◆ WHAT YOU WILL DO: Every line of the data that contains the string "sensor" must be copied.

◆ SUPPLIED ENTRIES:
☆ ☆ ☆ ☆ ☆

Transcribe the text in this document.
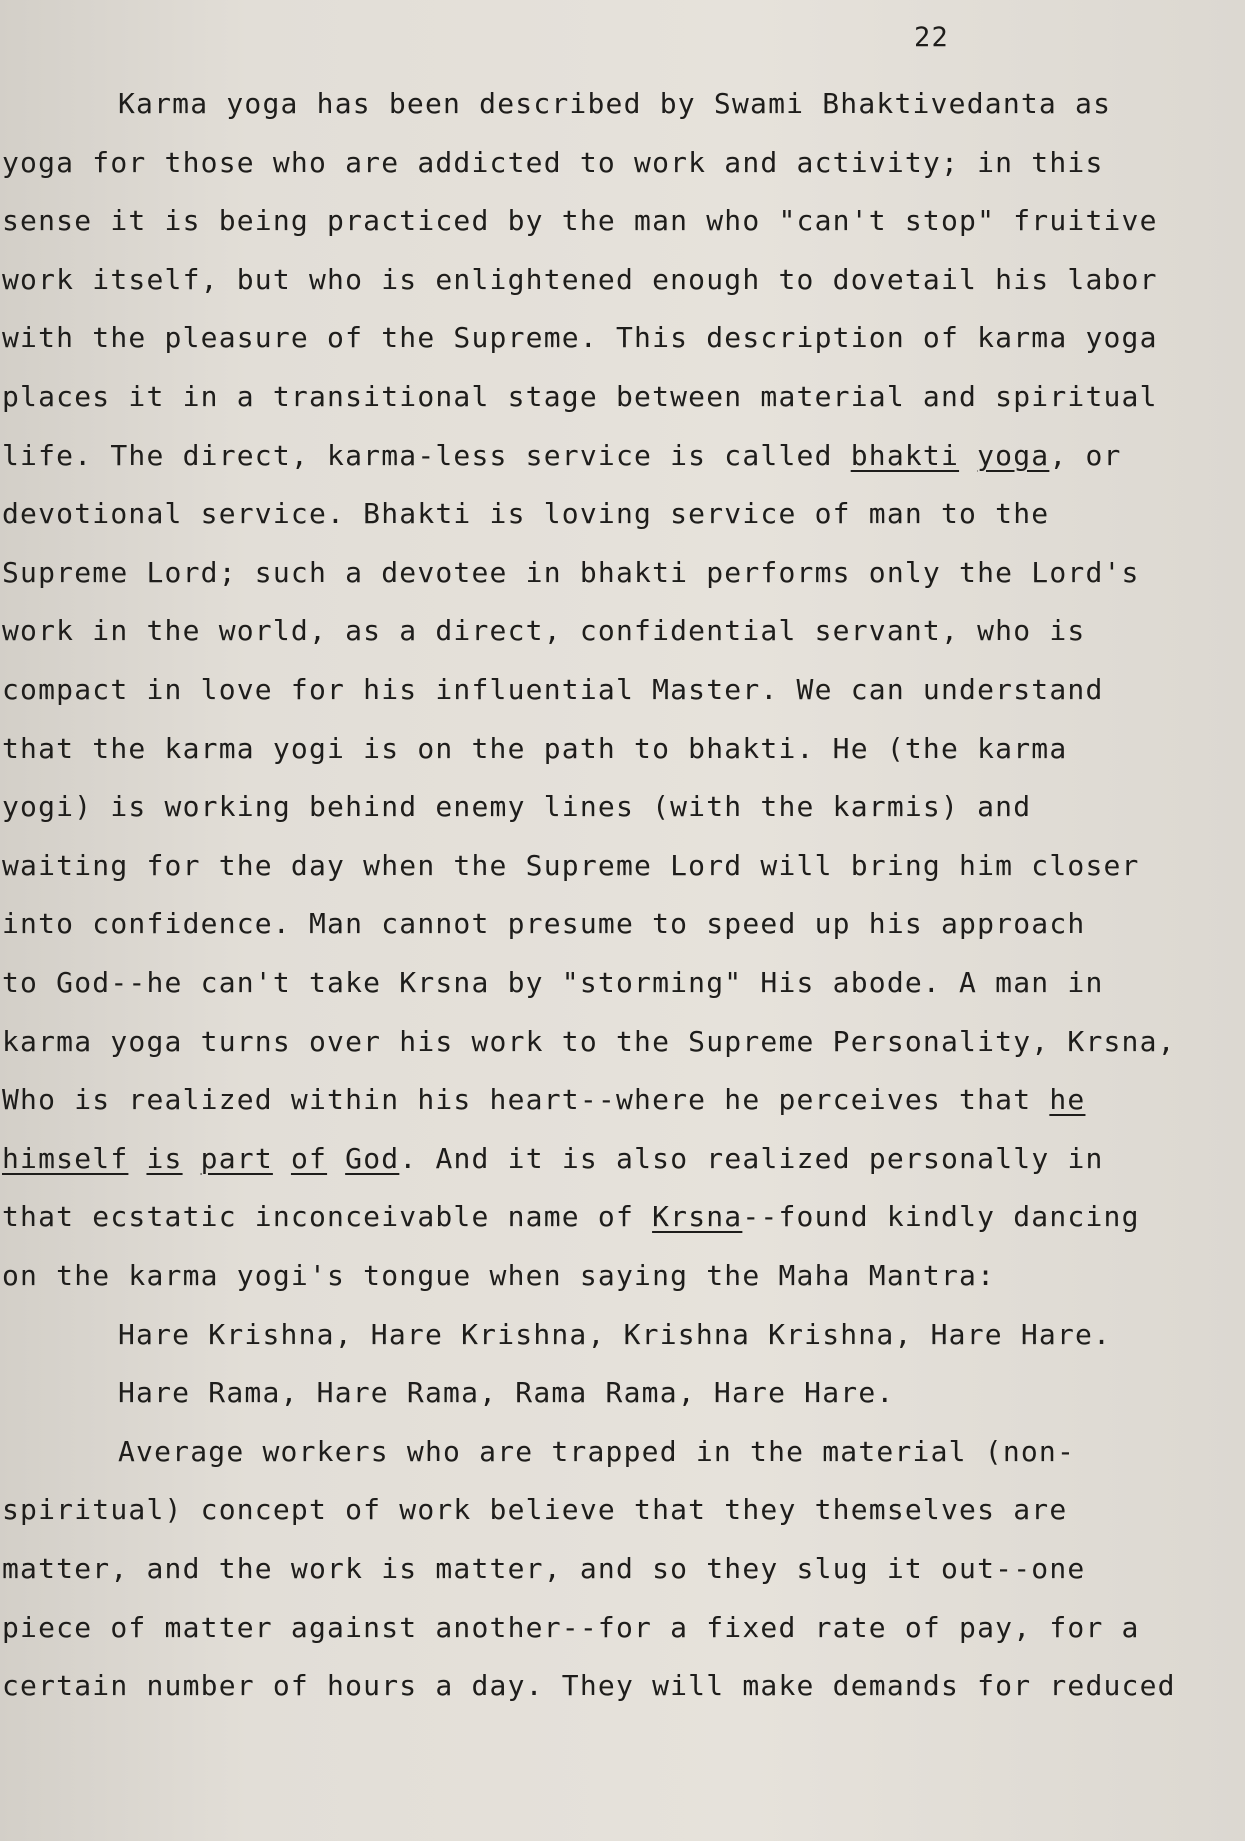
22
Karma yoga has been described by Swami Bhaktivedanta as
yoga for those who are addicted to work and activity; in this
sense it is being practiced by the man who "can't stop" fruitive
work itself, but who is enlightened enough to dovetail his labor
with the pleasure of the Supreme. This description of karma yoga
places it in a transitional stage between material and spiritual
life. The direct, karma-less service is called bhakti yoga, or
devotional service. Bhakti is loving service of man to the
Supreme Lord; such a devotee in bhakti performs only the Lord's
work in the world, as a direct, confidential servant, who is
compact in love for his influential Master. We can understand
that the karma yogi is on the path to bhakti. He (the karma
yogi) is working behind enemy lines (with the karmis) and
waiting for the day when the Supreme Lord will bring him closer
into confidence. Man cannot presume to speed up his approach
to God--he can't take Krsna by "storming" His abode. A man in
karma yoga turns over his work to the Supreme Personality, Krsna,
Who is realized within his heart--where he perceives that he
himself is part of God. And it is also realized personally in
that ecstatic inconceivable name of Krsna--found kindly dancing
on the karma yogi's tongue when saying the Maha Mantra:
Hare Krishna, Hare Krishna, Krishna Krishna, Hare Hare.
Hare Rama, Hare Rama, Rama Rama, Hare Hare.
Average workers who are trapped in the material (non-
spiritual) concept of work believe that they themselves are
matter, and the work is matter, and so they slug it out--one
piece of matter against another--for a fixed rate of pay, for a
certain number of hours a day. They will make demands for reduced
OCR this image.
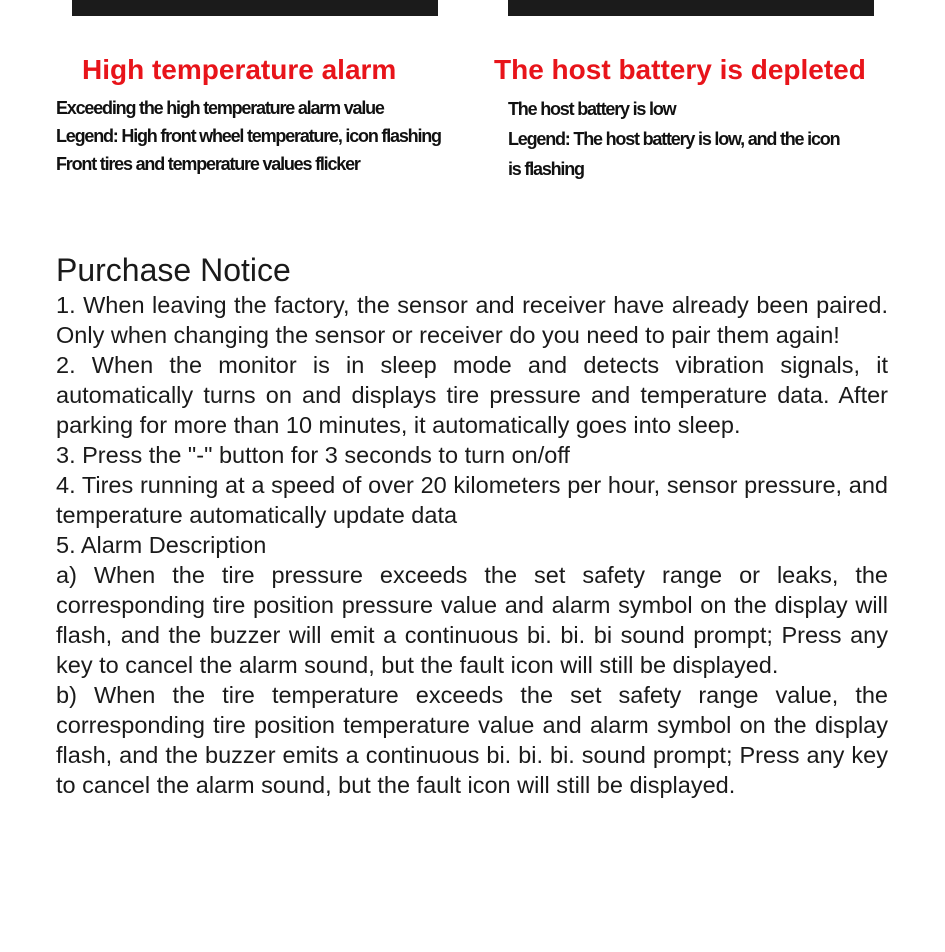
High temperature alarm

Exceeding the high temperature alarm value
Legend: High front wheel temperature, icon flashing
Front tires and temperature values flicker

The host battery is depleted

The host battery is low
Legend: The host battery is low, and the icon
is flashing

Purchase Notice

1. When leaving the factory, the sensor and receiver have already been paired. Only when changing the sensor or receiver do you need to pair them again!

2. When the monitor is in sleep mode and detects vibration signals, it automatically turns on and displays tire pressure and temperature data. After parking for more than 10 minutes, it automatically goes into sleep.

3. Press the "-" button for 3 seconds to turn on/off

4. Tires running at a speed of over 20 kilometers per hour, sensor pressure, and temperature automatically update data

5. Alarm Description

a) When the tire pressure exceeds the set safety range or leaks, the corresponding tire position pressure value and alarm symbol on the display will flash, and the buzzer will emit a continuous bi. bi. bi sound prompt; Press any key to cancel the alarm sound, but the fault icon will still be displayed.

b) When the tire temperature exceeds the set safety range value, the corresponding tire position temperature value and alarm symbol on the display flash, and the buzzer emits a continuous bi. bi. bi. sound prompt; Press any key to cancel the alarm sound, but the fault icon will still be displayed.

☆ ☆ ☆ ☆ ☆

◆ SOLUTION TO THE PROBLEM:
1. When leaving the factory, the sensor and receiver have already been paired. Only when changing the sensor or receiver do you need to pair them again!
4. Tires running at a speed of over 20 kilometers per hour, sensor pressure, and temperature automatically update data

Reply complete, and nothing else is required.